## AIM:
Search the material for the string "verify" and copy each line where it occurs.

## ROWS:
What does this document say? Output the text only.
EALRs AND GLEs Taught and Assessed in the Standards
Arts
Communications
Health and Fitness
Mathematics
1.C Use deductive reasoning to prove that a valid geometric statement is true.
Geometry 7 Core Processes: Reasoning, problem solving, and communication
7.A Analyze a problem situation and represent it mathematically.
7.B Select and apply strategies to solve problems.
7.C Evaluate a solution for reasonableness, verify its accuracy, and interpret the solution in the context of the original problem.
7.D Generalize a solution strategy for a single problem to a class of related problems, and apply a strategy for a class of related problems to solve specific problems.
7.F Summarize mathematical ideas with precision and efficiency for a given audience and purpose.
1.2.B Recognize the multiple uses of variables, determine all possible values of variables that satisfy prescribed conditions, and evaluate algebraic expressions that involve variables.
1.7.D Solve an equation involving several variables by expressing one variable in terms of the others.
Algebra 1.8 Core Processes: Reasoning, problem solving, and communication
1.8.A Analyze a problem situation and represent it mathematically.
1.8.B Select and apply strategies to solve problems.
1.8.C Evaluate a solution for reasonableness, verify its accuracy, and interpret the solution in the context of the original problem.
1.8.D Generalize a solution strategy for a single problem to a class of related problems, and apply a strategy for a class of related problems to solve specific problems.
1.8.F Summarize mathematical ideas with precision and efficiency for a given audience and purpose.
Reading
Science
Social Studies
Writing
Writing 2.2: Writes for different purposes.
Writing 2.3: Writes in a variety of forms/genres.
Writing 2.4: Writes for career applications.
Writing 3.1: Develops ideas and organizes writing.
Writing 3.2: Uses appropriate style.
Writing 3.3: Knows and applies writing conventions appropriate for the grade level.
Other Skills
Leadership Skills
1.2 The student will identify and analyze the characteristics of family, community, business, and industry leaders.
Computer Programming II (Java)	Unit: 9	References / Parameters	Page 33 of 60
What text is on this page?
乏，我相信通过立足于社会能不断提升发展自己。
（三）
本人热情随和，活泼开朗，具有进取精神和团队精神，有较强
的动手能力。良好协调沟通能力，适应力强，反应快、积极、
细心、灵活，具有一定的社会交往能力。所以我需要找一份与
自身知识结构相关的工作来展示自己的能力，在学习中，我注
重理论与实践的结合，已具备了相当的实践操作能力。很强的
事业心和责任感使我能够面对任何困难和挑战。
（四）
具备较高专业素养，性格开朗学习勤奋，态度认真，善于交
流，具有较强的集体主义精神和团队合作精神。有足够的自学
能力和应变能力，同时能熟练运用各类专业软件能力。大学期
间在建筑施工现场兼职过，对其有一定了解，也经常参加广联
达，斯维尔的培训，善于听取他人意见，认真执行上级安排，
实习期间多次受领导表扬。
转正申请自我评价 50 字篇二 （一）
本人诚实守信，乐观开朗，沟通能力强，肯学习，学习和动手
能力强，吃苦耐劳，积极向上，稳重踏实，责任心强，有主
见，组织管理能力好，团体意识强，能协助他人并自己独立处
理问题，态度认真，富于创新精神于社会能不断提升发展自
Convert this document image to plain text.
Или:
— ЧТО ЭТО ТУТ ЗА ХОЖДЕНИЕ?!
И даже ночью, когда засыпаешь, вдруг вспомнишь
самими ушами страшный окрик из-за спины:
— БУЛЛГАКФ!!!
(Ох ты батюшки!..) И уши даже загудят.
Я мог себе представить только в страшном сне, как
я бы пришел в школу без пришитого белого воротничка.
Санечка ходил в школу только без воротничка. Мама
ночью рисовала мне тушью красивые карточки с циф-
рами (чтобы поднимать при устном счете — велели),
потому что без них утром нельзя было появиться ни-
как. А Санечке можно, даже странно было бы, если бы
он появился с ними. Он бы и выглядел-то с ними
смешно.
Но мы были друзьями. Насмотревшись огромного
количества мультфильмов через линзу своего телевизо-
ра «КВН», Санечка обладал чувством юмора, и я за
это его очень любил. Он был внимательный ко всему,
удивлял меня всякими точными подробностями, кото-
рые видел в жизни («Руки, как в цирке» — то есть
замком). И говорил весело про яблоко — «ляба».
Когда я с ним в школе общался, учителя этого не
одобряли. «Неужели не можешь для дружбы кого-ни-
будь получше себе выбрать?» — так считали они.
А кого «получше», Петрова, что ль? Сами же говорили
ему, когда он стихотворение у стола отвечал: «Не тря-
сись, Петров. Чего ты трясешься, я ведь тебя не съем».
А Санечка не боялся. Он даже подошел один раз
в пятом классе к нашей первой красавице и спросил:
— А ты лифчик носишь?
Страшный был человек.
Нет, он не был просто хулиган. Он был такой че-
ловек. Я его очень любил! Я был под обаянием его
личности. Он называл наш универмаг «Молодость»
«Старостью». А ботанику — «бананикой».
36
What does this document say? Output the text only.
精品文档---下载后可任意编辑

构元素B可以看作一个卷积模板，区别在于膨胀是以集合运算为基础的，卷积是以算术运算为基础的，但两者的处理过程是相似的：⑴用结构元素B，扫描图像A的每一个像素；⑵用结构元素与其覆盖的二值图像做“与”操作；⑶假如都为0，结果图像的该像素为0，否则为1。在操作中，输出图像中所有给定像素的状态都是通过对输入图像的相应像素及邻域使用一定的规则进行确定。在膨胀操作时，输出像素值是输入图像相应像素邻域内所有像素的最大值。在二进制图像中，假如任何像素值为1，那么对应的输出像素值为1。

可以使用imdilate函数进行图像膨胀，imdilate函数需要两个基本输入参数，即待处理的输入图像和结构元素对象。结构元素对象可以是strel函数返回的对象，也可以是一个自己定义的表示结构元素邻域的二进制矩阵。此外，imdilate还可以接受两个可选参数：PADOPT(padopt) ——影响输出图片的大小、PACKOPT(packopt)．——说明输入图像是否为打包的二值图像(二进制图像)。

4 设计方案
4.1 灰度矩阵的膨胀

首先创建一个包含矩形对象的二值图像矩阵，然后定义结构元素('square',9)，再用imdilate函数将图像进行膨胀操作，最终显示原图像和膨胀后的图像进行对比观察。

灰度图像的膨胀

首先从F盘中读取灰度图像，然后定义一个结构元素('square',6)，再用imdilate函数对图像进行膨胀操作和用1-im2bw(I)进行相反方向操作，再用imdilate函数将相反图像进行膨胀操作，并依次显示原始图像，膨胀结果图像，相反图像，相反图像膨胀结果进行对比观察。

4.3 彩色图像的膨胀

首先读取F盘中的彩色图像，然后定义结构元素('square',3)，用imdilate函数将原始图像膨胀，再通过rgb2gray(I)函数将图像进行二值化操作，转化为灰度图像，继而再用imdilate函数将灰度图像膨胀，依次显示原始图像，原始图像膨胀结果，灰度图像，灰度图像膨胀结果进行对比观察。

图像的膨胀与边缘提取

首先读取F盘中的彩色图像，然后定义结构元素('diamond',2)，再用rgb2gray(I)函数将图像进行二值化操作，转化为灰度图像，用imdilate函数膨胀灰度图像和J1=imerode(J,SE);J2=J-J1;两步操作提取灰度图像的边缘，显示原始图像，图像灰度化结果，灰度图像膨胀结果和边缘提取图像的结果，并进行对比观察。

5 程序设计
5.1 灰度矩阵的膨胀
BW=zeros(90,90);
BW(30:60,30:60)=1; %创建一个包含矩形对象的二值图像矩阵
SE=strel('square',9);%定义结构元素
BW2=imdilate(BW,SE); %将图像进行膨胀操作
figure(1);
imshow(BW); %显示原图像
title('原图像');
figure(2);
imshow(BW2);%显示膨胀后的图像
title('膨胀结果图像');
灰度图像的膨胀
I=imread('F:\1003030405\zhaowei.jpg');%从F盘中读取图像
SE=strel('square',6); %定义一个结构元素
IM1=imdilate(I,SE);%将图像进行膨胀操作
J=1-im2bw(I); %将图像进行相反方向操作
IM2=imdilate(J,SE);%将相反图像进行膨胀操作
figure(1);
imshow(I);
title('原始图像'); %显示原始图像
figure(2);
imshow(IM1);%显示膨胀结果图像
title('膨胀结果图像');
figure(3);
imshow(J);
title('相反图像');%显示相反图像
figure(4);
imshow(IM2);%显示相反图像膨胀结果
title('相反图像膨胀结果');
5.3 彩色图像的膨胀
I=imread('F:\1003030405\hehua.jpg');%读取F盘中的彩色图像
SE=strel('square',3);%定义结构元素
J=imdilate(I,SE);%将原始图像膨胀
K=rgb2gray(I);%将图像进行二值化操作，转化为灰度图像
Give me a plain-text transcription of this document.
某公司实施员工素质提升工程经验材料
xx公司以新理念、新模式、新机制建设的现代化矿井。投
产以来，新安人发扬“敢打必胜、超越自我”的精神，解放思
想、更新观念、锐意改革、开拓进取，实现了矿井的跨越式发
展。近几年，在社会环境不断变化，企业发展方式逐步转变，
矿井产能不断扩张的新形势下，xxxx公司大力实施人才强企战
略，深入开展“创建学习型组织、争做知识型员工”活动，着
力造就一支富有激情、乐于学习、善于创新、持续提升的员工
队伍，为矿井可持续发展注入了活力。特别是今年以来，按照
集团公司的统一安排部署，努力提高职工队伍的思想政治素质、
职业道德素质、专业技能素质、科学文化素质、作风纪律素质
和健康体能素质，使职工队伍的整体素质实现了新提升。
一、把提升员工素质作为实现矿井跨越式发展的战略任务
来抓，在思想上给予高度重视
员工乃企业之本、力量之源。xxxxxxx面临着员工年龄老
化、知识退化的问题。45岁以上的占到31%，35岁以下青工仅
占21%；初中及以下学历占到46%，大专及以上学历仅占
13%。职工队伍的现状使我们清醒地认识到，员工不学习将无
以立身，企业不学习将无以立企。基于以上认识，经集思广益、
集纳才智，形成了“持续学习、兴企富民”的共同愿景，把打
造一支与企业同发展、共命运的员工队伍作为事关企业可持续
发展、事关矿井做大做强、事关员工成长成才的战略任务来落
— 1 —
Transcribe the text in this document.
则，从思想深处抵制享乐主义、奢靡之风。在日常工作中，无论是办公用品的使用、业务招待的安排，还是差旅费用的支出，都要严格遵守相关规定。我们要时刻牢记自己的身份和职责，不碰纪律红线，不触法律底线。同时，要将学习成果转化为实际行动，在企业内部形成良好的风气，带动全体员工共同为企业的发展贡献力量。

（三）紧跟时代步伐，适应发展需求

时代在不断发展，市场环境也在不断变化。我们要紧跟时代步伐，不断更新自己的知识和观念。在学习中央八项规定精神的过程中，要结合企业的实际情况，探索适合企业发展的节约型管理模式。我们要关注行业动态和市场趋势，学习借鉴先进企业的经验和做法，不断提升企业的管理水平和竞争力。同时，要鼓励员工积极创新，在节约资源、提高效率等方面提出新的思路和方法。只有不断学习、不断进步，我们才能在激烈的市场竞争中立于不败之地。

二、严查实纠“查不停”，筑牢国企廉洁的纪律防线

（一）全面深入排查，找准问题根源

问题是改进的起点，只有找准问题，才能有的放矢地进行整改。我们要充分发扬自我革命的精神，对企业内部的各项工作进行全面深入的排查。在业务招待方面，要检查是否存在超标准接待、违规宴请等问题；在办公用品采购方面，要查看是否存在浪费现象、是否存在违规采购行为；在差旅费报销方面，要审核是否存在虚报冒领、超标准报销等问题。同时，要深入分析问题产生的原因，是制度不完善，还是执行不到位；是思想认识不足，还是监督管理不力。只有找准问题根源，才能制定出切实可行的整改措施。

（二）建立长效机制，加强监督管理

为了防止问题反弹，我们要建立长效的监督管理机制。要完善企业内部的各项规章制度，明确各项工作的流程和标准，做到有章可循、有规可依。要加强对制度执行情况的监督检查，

## CORRECT RESPONSE:
7.C Evaluate a solution for reasonableness, verify its accuracy, and interpret the solution in the context of the original problem.
1.8.C Evaluate a solution for reasonableness, verify its accuracy, and interpret the solution in the context of the original problem.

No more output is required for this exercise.